Transcribe the records below exactly.
═══ Exercise input ═══
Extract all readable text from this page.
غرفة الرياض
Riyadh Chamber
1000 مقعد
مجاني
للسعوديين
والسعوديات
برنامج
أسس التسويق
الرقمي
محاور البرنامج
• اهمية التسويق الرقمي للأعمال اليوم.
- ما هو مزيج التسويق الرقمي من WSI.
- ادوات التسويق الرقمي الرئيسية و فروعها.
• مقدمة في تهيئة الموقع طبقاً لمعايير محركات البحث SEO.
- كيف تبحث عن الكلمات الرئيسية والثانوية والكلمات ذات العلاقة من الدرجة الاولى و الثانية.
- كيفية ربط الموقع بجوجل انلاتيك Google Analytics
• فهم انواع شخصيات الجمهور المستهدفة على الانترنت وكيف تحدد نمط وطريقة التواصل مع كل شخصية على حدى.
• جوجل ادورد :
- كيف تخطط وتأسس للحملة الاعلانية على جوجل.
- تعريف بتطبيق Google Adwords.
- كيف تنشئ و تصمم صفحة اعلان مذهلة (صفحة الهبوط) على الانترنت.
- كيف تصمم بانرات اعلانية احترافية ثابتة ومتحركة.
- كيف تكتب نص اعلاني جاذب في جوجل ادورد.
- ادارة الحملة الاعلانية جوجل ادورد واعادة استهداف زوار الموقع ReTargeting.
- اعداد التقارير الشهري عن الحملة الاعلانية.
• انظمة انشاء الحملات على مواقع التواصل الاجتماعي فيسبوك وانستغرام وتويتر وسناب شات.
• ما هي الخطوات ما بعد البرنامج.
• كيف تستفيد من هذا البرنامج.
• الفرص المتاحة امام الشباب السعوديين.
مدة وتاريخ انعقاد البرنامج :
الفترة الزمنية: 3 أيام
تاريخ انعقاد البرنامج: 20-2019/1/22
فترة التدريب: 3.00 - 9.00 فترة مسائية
═══
**Response for this exercise**
Extract all readable text from this page.
غرفة الرياض
Riyadh Chamber
1000 مقعد
مجاني
للسعوديين
والسعوديات
برنامج
أسس التسويق
الرقمي
محاور البرنامج
• اهمية التسويق الرقمي للأعمال اليوم.
- ما هو مزيج التسويق الرقمي من WSI.
- ادوات التسويق الرقمي الرئيسية و فروعها.
• مقدمة في تهيئة الموقع طبقاً لمعايير محركات البحث SEO.
- كيف تبحث عن الكلمات الرئيسية والثانوية والكلمات ذات العلاقة من الدرجة الاولى و الثانية.
- كيفية ربط الموقع بجوجل انلاتيك Google Analytics
• فهم انواع شخصيات الجمهور المستهدفة على الانترنت وكيف تحدد نمط وطريقة التواصل مع كل شخصية على حدى.
• جوجل ادورد :
- كيف تخطط وتأسس للحملة الاعلانية على جوجل.
- تعريف بتطبيق Google Adwords.
- كيف تنشئ و تصمم صفحة اعلان مذهلة (صفحة الهبوط) على الانترنت.
- كيف تصمم بانرات اعلانية احترافية ثابتة ومتحركة.
- كيف تكتب نص اعلاني جاذب في جوجل ادورد.
- ادارة الحملة الاعلانية جوجل ادورد واعادة استهداف زوار الموقع ReTargeting.
- اعداد التقارير الشهري عن الحملة الاعلانية.
• انظمة انشاء الحملات على مواقع التواصل الاجتماعي فيسبوك وانستغرام وتويتر وسناب شات.
• ما هي الخطوات ما بعد البرنامج.
• كيف تستفيد من هذا البرنامج.
• الفرص المتاحة امام الشباب السعوديين.
مدة وتاريخ انعقاد البرنامج :
الفترة الزمنية: 3 أيام
تاريخ انعقاد البرنامج: 20-2019/1/22
فترة التدريب: 3.00 - 9.00 فترة مسائية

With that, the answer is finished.